%%

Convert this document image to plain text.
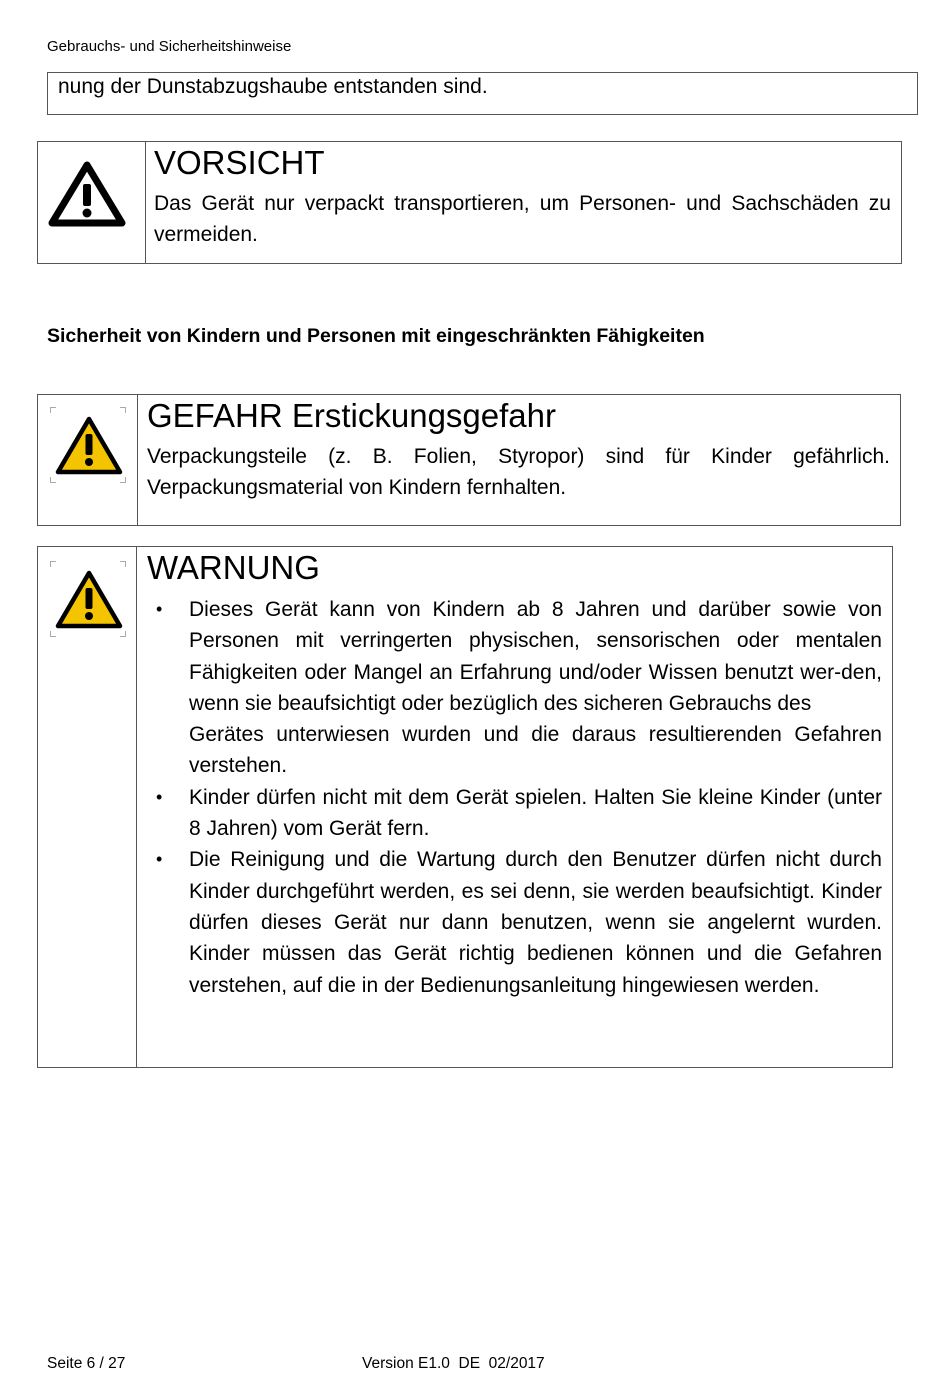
Gebrauchs- und Sicherheitshinweise
nung der Dunstabzugshaube entstanden sind.
VORSICHT
Das Gerät nur verpackt transportieren, um Personen- und Sachschäden zu vermeiden.
Sicherheit von Kindern und Personen mit eingeschränkten Fähigkeiten
GEFAHR Erstickungsgefahr
Verpackungsteile (z. B. Folien, Styropor) sind für Kinder gefährlich. Verpackungsmaterial von Kindern fernhalten.
WARNUNG
• Dieses Gerät kann von Kindern ab 8 Jahren und darüber sowie von Personen mit verringerten physischen, sensorischen oder mentalen Fähigkeiten oder Mangel an Erfahrung und/oder Wissen benutzt wer-den, wenn sie beaufsichtigt oder bezüglich des sicheren Gebrauchs des
Gerätes unterwiesen wurden und die daraus resultierenden Gefahren verstehen.
• Kinder dürfen nicht mit dem Gerät spielen. Halten Sie kleine Kinder (unter 8 Jahren) vom Gerät fern.
• Die Reinigung und die Wartung durch den Benutzer dürfen nicht durch Kinder durchgeführt werden, es sei denn, sie werden beaufsichtigt. Kinder dürfen dieses Gerät nur dann benutzen, wenn sie angelernt wurden. Kinder müssen das Gerät richtig bedienen können und die Gefahren verstehen, auf die in der Bedienungsanleitung hingewiesen werden.
Seite 6 / 27	Version E1.0  DE  02/2017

%%

◆ **Given exercise**:
Repeat the records above exactly, omitting every picture.

◆ **Exercise output**:
Convert this document image to plain text.
Gebrauchs- und Sicherheitshinweise
nung der Dunstabzugshaube entstanden sind.
VORSICHT
Das Gerät nur verpackt transportieren, um Personen- und Sachschäden zu vermeiden.
Sicherheit von Kindern und Personen mit eingeschränkten Fähigkeiten
GEFAHR Erstickungsgefahr
Verpackungsteile (z. B. Folien, Styropor) sind für Kinder gefährlich. Verpackungsmaterial von Kindern fernhalten.
WARNUNG
• Dieses Gerät kann von Kindern ab 8 Jahren und darüber sowie von Personen mit verringerten physischen, sensorischen oder mentalen Fähigkeiten oder Mangel an Erfahrung und/oder Wissen benutzt wer-den, wenn sie beaufsichtigt oder bezüglich des sicheren Gebrauchs des
Gerätes unterwiesen wurden und die daraus resultierenden Gefahren verstehen.
• Kinder dürfen nicht mit dem Gerät spielen. Halten Sie kleine Kinder (unter 8 Jahren) vom Gerät fern.
• Die Reinigung und die Wartung durch den Benutzer dürfen nicht durch Kinder durchgeführt werden, es sei denn, sie werden beaufsichtigt. Kinder dürfen dieses Gerät nur dann benutzen, wenn sie angelernt wurden. Kinder müssen das Gerät richtig bedienen können und die Gefahren verstehen, auf die in der Bedienungsanleitung hingewiesen werden.
Seite 6 / 27	Version E1.0  DE  02/2017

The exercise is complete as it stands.